◆ TO BE DONE
Reproduce every one of the lines below verbatim, with no changes.

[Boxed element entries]
-----

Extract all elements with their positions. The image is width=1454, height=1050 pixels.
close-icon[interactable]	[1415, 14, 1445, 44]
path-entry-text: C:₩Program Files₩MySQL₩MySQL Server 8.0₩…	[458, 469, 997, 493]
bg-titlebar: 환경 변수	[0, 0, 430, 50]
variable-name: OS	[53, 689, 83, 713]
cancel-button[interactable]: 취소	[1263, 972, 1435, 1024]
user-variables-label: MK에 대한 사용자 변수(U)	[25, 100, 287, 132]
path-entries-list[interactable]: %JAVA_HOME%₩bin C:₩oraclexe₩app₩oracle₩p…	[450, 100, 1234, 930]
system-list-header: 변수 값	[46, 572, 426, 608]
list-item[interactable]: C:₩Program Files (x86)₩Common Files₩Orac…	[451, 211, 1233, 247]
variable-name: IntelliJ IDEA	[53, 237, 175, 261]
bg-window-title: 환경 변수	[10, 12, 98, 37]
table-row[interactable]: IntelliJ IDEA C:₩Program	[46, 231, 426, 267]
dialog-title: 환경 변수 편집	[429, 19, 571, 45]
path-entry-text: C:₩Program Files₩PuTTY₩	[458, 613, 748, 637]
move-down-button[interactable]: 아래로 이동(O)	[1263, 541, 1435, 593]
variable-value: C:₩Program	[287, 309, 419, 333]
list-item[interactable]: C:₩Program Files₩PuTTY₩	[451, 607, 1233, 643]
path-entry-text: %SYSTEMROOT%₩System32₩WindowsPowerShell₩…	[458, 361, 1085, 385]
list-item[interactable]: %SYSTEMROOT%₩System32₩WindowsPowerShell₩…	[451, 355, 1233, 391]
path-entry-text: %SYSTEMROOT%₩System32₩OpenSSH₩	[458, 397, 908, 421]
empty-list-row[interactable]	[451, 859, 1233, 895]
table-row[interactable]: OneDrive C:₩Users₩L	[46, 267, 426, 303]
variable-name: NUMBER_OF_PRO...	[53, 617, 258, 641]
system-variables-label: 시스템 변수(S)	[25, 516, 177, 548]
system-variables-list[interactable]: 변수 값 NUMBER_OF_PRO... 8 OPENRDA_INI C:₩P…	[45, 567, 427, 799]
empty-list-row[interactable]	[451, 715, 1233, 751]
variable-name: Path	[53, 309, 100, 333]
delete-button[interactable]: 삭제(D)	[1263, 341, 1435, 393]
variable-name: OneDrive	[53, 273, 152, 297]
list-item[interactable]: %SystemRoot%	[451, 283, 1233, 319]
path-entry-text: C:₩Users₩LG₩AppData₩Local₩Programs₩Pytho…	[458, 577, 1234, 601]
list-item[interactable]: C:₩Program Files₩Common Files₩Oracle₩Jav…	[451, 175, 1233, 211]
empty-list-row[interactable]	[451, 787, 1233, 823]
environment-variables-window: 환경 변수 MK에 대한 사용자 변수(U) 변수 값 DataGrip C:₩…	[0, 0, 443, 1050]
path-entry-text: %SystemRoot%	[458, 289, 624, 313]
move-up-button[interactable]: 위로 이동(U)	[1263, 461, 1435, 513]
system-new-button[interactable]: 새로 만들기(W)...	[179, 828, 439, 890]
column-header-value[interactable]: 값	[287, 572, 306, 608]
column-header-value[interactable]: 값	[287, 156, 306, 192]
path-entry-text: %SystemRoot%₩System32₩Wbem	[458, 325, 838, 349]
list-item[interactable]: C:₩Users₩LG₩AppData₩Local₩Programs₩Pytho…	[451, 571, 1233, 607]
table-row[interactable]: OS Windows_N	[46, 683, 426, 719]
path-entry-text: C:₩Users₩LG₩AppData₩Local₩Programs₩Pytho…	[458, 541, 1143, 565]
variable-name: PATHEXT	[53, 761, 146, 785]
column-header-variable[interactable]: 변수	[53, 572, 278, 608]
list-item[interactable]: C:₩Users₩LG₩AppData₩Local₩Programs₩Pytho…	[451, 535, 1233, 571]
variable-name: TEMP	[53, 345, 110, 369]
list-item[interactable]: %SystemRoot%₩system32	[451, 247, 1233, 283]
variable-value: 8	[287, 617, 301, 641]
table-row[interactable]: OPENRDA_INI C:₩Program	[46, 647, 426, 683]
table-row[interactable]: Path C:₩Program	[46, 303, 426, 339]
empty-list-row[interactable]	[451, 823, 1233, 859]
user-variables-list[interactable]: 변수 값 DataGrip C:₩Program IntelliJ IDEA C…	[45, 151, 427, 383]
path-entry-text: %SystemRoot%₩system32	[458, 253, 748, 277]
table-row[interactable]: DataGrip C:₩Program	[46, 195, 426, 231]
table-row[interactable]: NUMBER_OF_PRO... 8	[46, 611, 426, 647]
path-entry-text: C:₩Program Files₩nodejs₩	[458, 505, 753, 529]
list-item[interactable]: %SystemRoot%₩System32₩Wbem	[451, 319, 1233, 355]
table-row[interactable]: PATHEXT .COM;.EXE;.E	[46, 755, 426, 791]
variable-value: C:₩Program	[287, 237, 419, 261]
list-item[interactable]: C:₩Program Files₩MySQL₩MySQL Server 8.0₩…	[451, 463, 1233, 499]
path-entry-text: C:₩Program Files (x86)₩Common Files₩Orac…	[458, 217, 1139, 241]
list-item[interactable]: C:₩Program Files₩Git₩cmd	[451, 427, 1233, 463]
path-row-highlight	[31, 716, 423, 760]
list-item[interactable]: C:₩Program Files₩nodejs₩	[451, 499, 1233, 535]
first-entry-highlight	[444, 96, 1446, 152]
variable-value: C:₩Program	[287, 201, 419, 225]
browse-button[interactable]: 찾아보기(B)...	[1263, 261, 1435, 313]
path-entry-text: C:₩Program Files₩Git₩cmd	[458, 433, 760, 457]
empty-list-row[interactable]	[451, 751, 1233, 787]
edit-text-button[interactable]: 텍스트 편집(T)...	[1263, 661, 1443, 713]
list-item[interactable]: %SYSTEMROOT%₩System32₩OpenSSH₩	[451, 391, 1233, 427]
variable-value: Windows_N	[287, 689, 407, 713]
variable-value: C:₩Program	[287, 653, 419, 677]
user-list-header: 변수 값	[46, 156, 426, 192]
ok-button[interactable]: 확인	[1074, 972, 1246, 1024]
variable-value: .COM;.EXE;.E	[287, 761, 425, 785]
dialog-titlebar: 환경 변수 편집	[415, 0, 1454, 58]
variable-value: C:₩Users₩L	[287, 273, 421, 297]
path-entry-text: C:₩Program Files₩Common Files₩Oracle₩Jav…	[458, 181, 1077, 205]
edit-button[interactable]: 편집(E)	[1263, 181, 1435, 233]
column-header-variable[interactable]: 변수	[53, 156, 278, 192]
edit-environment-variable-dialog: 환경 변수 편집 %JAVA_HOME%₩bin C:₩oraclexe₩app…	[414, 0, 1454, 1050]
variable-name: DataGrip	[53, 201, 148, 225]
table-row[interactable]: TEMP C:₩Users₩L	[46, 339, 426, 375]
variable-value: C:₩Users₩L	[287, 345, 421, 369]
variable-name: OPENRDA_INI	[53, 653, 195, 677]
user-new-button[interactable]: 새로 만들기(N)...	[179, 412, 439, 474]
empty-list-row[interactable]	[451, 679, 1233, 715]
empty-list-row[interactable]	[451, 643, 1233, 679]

-----

◆ RESULT BELOW
Extract all elements with their positions. The image is width=1454, height=1050 pixels.
close-icon[interactable]	[1415, 14, 1445, 44]
path-entry-text: C:₩Program Files₩MySQL₩MySQL Server 8.0₩…	[458, 469, 997, 493]
bg-titlebar: 환경 변수	[0, 0, 430, 50]
variable-name: OS	[53, 689, 83, 713]
cancel-button[interactable]: 취소	[1263, 972, 1435, 1024]
user-variables-label: MK에 대한 사용자 변수(U)	[25, 100, 287, 132]
path-entries-list[interactable]: %JAVA_HOME%₩bin C:₩oraclexe₩app₩oracle₩p…	[450, 100, 1234, 930]
system-list-header: 변수 값	[46, 572, 426, 608]
list-item[interactable]: C:₩Program Files (x86)₩Common Files₩Orac…	[451, 211, 1233, 247]
variable-name: IntelliJ IDEA	[53, 237, 175, 261]
bg-window-title: 환경 변수	[10, 12, 98, 37]
table-row[interactable]: IntelliJ IDEA C:₩Program	[46, 231, 426, 267]
dialog-title: 환경 변수 편집	[429, 19, 571, 45]
path-entry-text: C:₩Program Files₩PuTTY₩	[458, 613, 748, 637]
move-down-button[interactable]: 아래로 이동(O)	[1263, 541, 1435, 593]
variable-value: C:₩Program	[287, 309, 419, 333]
list-item[interactable]: C:₩Program Files₩PuTTY₩	[451, 607, 1233, 643]
path-entry-text: %SYSTEMROOT%₩System32₩WindowsPowerShell₩…	[458, 361, 1085, 385]
list-item[interactable]: %SYSTEMROOT%₩System32₩WindowsPowerShell₩…	[451, 355, 1233, 391]
path-entry-text: %SYSTEMROOT%₩System32₩OpenSSH₩	[458, 397, 908, 421]
empty-list-row[interactable]	[451, 859, 1233, 895]
table-row[interactable]: OneDrive C:₩Users₩L	[46, 267, 426, 303]
variable-name: NUMBER_OF_PRO...	[53, 617, 258, 641]
system-variables-label: 시스템 변수(S)	[25, 516, 177, 548]
system-variables-list[interactable]: 변수 값 NUMBER_OF_PRO... 8 OPENRDA_INI C:₩P…	[45, 567, 427, 799]
empty-list-row[interactable]	[451, 715, 1233, 751]
variable-name: Path	[53, 309, 100, 333]
delete-button[interactable]: 삭제(D)	[1263, 341, 1435, 393]
variable-name: OneDrive	[53, 273, 152, 297]
list-item[interactable]: %SystemRoot%	[451, 283, 1233, 319]
path-entry-text: C:₩Users₩LG₩AppData₩Local₩Programs₩Pytho…	[458, 577, 1234, 601]
list-item[interactable]: C:₩Program Files₩Common Files₩Oracle₩Jav…	[451, 175, 1233, 211]
empty-list-row[interactable]	[451, 787, 1233, 823]
environment-variables-window: 환경 변수 MK에 대한 사용자 변수(U) 변수 값 DataGrip C:₩…	[0, 0, 443, 1050]
path-entry-text: %SystemRoot%	[458, 289, 624, 313]
move-up-button[interactable]: 위로 이동(U)	[1263, 461, 1435, 513]
system-new-button[interactable]: 새로 만들기(W)...	[179, 828, 439, 890]
column-header-value[interactable]: 값	[287, 572, 306, 608]
column-header-value[interactable]: 값	[287, 156, 306, 192]
path-entry-text: %SystemRoot%₩System32₩Wbem	[458, 325, 838, 349]
list-item[interactable]: C:₩Users₩LG₩AppData₩Local₩Programs₩Pytho…	[451, 571, 1233, 607]
table-row[interactable]: OS Windows_N	[46, 683, 426, 719]
path-entry-text: C:₩Users₩LG₩AppData₩Local₩Programs₩Pytho…	[458, 541, 1143, 565]
variable-name: PATHEXT	[53, 761, 146, 785]
column-header-variable[interactable]: 변수	[53, 572, 278, 608]
list-item[interactable]: C:₩Users₩LG₩AppData₩Local₩Programs₩Pytho…	[451, 535, 1233, 571]
variable-name: TEMP	[53, 345, 110, 369]
list-item[interactable]: %SystemRoot%₩system32	[451, 247, 1233, 283]
variable-value: 8	[287, 617, 301, 641]
table-row[interactable]: OPENRDA_INI C:₩Program	[46, 647, 426, 683]
table-row[interactable]: Path C:₩Program	[46, 303, 426, 339]
empty-list-row[interactable]	[451, 823, 1233, 859]
user-variables-list[interactable]: 변수 값 DataGrip C:₩Program IntelliJ IDEA C…	[45, 151, 427, 383]
path-entry-text: %SystemRoot%₩system32	[458, 253, 748, 277]
table-row[interactable]: DataGrip C:₩Program	[46, 195, 426, 231]
table-row[interactable]: NUMBER_OF_PRO... 8	[46, 611, 426, 647]
path-entry-text: C:₩Program Files₩nodejs₩	[458, 505, 753, 529]
list-item[interactable]: %SystemRoot%₩System32₩Wbem	[451, 319, 1233, 355]
table-row[interactable]: PATHEXT .COM;.EXE;.E	[46, 755, 426, 791]
variable-value: C:₩Program	[287, 237, 419, 261]
list-item[interactable]: C:₩Program Files₩MySQL₩MySQL Server 8.0₩…	[451, 463, 1233, 499]
path-entry-text: C:₩Program Files (x86)₩Common Files₩Orac…	[458, 217, 1139, 241]
list-item[interactable]: C:₩Program Files₩Git₩cmd	[451, 427, 1233, 463]
path-row-highlight	[31, 716, 423, 760]
list-item[interactable]: C:₩Program Files₩nodejs₩	[451, 499, 1233, 535]
first-entry-highlight	[444, 96, 1446, 152]
variable-value: C:₩Program	[287, 201, 419, 225]
browse-button[interactable]: 찾아보기(B)...	[1263, 261, 1435, 313]
path-entry-text: C:₩Program Files₩Git₩cmd	[458, 433, 760, 457]
empty-list-row[interactable]	[451, 751, 1233, 787]
edit-text-button[interactable]: 텍스트 편집(T)...	[1263, 661, 1443, 713]
list-item[interactable]: %SYSTEMROOT%₩System32₩OpenSSH₩	[451, 391, 1233, 427]
variable-value: Windows_N	[287, 689, 407, 713]
variable-value: C:₩Program	[287, 653, 419, 677]
user-list-header: 변수 값	[46, 156, 426, 192]
ok-button[interactable]: 확인	[1074, 972, 1246, 1024]
variable-value: .COM;.EXE;.E	[287, 761, 425, 785]
dialog-titlebar: 환경 변수 편집	[415, 0, 1454, 58]
variable-value: C:₩Users₩L	[287, 273, 421, 297]
path-entry-text: C:₩Program Files₩Common Files₩Oracle₩Jav…	[458, 181, 1077, 205]
edit-button[interactable]: 편집(E)	[1263, 181, 1435, 233]
column-header-variable[interactable]: 변수	[53, 156, 278, 192]
edit-environment-variable-dialog: 환경 변수 편집 %JAVA_HOME%₩bin C:₩oraclexe₩app…	[414, 0, 1454, 1050]
variable-name: DataGrip	[53, 201, 148, 225]
table-row[interactable]: TEMP C:₩Users₩L	[46, 339, 426, 375]
variable-value: C:₩Users₩L	[287, 345, 421, 369]
variable-name: OPENRDA_INI	[53, 653, 195, 677]
user-new-button[interactable]: 새로 만들기(N)...	[179, 412, 439, 474]
empty-list-row[interactable]	[451, 679, 1233, 715]
empty-list-row[interactable]	[451, 643, 1233, 679]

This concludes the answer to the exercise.